* STATED GOAL *
The data below should be printed in full, exactly, and without any of its images.

=====

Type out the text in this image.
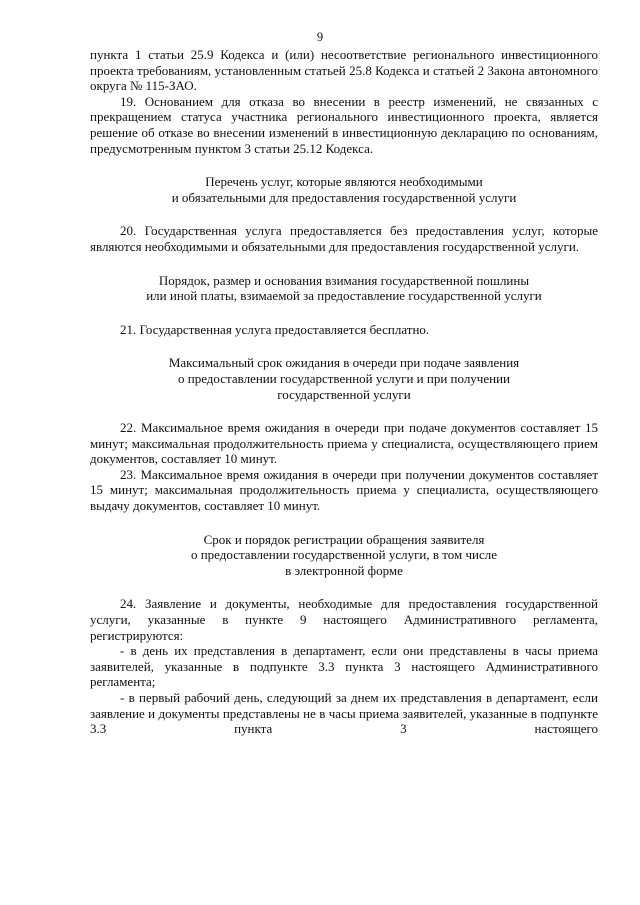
9

пункта 1 статьи 25.9 Кодекса и (или) несоответствие регионального инвестиционного проекта требованиям, установленным статьей 25.8 Кодекса и статьей 2 Закона автономного округа № 115-ЗАО.

19. Основанием для отказа во внесении в реестр изменений, не связанных с прекращением статуса участника регионального инвестиционного проекта, является решение об отказе во внесении изменений в инвестиционную декларацию по основаниям, предусмотренным пунктом 3 статьи 25.12 Кодекса.

Перечень услуг, которые являются необходимыми
и обязательными для предоставления государственной услуги

20. Государственная услуга предоставляется без предоставления услуг, которые являются необходимыми и обязательными для предоставления государственной услуги.

Порядок, размер и основания взимания государственной пошлины
или иной платы, взимаемой за предоставление государственной услуги

21. Государственная услуга предоставляется бесплатно.

Максимальный срок ожидания в очереди при подаче заявления
о предоставлении государственной услуги и при получении
государственной услуги

22. Максимальное время ожидания в очереди при подаче документов составляет 15 минут; максимальная продолжительность приема у специалиста, осуществляющего прием документов, составляет 10 минут.

23. Максимальное время ожидания в очереди при получении документов составляет 15 минут; максимальная продолжительность приема у специалиста, осуществляющего выдачу документов, составляет 10 минут.

Срок и порядок регистрации обращения заявителя
о предоставлении государственной услуги, в том числе
в электронной форме

24. Заявление и документы, необходимые для предоставления государственной услуги, указанные в пункте 9 настоящего Административного регламента, регистрируются:

- в день их представления в департамент, если они представлены в часы приема заявителей, указанные в подпункте 3.3 пункта 3 настоящего Административного регламента;

- в первый рабочий день, следующий за днем их представления в департамент, если заявление и документы представлены не в часы приема заявителей, указанные в подпункте 3.3 пункта 3 настоящего
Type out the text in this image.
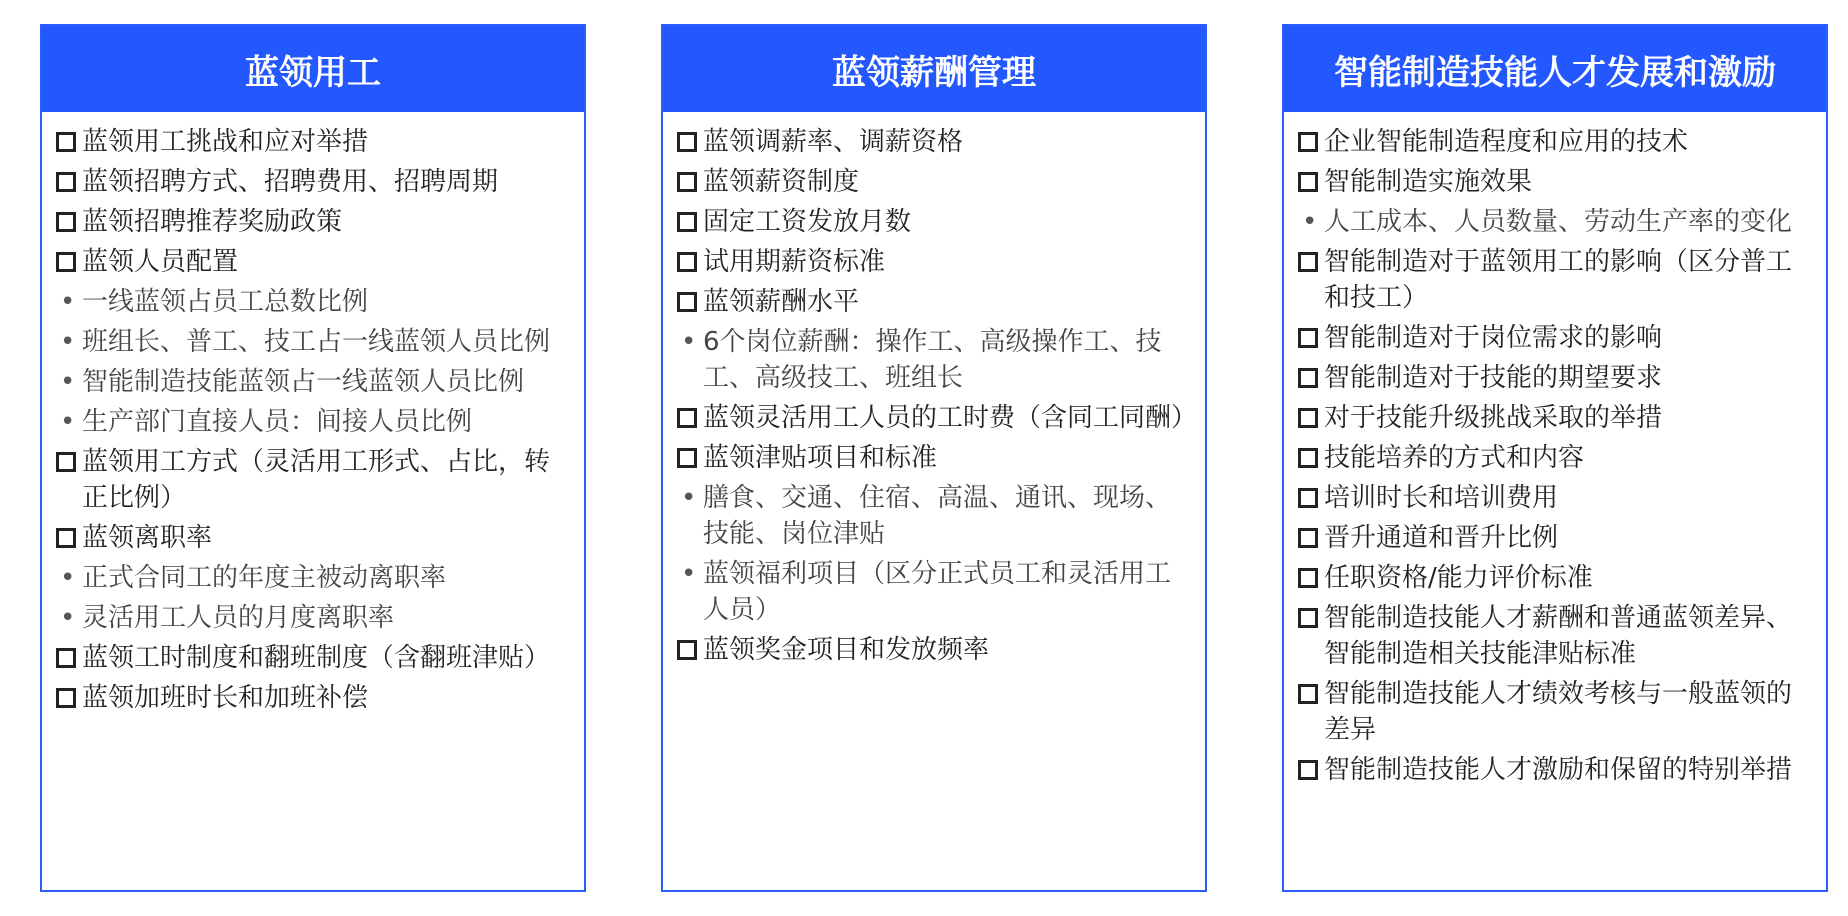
蓝领用工
蓝领用工挑战和应对举措
蓝领招聘方式、招聘费用、招聘周期
蓝领招聘推荐奖励政策
蓝领人员配置
• 一线蓝领占员工总数比例
• 班组长、普工、技工占一线蓝领人员比例
• 智能制造技能蓝领占一线蓝领人员比例
• 生产部门直接人员：间接人员比例
蓝领用工方式（灵活用工形式、占比，转正比例）
蓝领离职率
• 正式合同工的年度主被动离职率
• 灵活用工人员的月度离职率
蓝领工时制度和翻班制度（含翻班津贴）
蓝领加班时长和加班补偿
蓝领薪酬管理
蓝领调薪率、调薪资格
蓝领薪资制度
固定工资发放月数
试用期薪资标准
蓝领薪酬水平
• 6个岗位薪酬：操作工、高级操作工、技工、高级技工、班组长
蓝领灵活用工人员的工时费（含同工同酬）
蓝领津贴项目和标准
• 膳食、交通、住宿、高温、通讯、现场、技能、岗位津贴
• 蓝领福利项目（区分正式员工和灵活用工人员）
蓝领奖金项目和发放频率
智能制造技能人才发展和激励
企业智能制造程度和应用的技术
智能制造实施效果
• 人工成本、人员数量、劳动生产率的变化
智能制造对于蓝领用工的影响（区分普工和技工）
智能制造对于岗位需求的影响
智能制造对于技能的期望要求
对于技能升级挑战采取的举措
技能培养的方式和内容
培训时长和培训费用
晋升通道和晋升比例
任职资格/能力评价标准
智能制造技能人才薪酬和普通蓝领差异、智能制造相关技能津贴标准
智能制造技能人才绩效考核与一般蓝领的差异
智能制造技能人才激励和保留的特别举措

=====

* RESULT OF THIS TASK *
Type out the text in this image.
9

пункта 1 статьи 25.9 Кодекса и (или) несоответствие регионального инвестиционного проекта требованиям, установленным статьей 25.8 Кодекса и статьей 2 Закона автономного округа № 115-ЗАО.

19. Основанием для отказа во внесении в реестр изменений, не связанных с прекращением статуса участника регионального инвестиционного проекта, является решение об отказе во внесении изменений в инвестиционную декларацию по основаниям, предусмотренным пунктом 3 статьи 25.12 Кодекса.

Перечень услуг, которые являются необходимыми
и обязательными для предоставления государственной услуги

20. Государственная услуга предоставляется без предоставления услуг, которые являются необходимыми и обязательными для предоставления государственной услуги.

Порядок, размер и основания взимания государственной пошлины
или иной платы, взимаемой за предоставление государственной услуги

21. Государственная услуга предоставляется бесплатно.

Максимальный срок ожидания в очереди при подаче заявления
о предоставлении государственной услуги и при получении
государственной услуги

22. Максимальное время ожидания в очереди при подаче документов составляет 15 минут; максимальная продолжительность приема у специалиста, осуществляющего прием документов, составляет 10 минут.

23. Максимальное время ожидания в очереди при получении документов составляет 15 минут; максимальная продолжительность приема у специалиста, осуществляющего выдачу документов, составляет 10 минут.

Срок и порядок регистрации обращения заявителя
о предоставлении государственной услуги, в том числе
в электронной форме

24. Заявление и документы, необходимые для предоставления государственной услуги, указанные в пункте 9 настоящего Административного регламента, регистрируются:

- в день их представления в департамент, если они представлены в часы приема заявителей, указанные в подпункте 3.3 пункта 3 настоящего Административного регламента;

- в первый рабочий день, следующий за днем их представления в департамент, если заявление и документы представлены не в часы приема заявителей, указанные в подпункте 3.3 пункта 3 настоящего
Type out the text in this image.
蓝领用工
蓝领用工挑战和应对举措
蓝领招聘方式、招聘费用、招聘周期
蓝领招聘推荐奖励政策
蓝领人员配置
• 一线蓝领占员工总数比例
• 班组长、普工、技工占一线蓝领人员比例
• 智能制造技能蓝领占一线蓝领人员比例
• 生产部门直接人员：间接人员比例
蓝领用工方式（灵活用工形式、占比，转正比例）
蓝领离职率
• 正式合同工的年度主被动离职率
• 灵活用工人员的月度离职率
蓝领工时制度和翻班制度（含翻班津贴）
蓝领加班时长和加班补偿
蓝领薪酬管理
蓝领调薪率、调薪资格
蓝领薪资制度
固定工资发放月数
试用期薪资标准
蓝领薪酬水平
• 6个岗位薪酬：操作工、高级操作工、技工、高级技工、班组长
蓝领灵活用工人员的工时费（含同工同酬）
蓝领津贴项目和标准
• 膳食、交通、住宿、高温、通讯、现场、技能、岗位津贴
• 蓝领福利项目（区分正式员工和灵活用工人员）
蓝领奖金项目和发放频率
智能制造技能人才发展和激励
企业智能制造程度和应用的技术
智能制造实施效果
• 人工成本、人员数量、劳动生产率的变化
智能制造对于蓝领用工的影响（区分普工和技工）
智能制造对于岗位需求的影响
智能制造对于技能的期望要求
对于技能升级挑战采取的举措
技能培养的方式和内容
培训时长和培训费用
晋升通道和晋升比例
任职资格/能力评价标准
智能制造技能人才薪酬和普通蓝领差异、智能制造相关技能津贴标准
智能制造技能人才绩效考核与一般蓝领的差异
智能制造技能人才激励和保留的特别举措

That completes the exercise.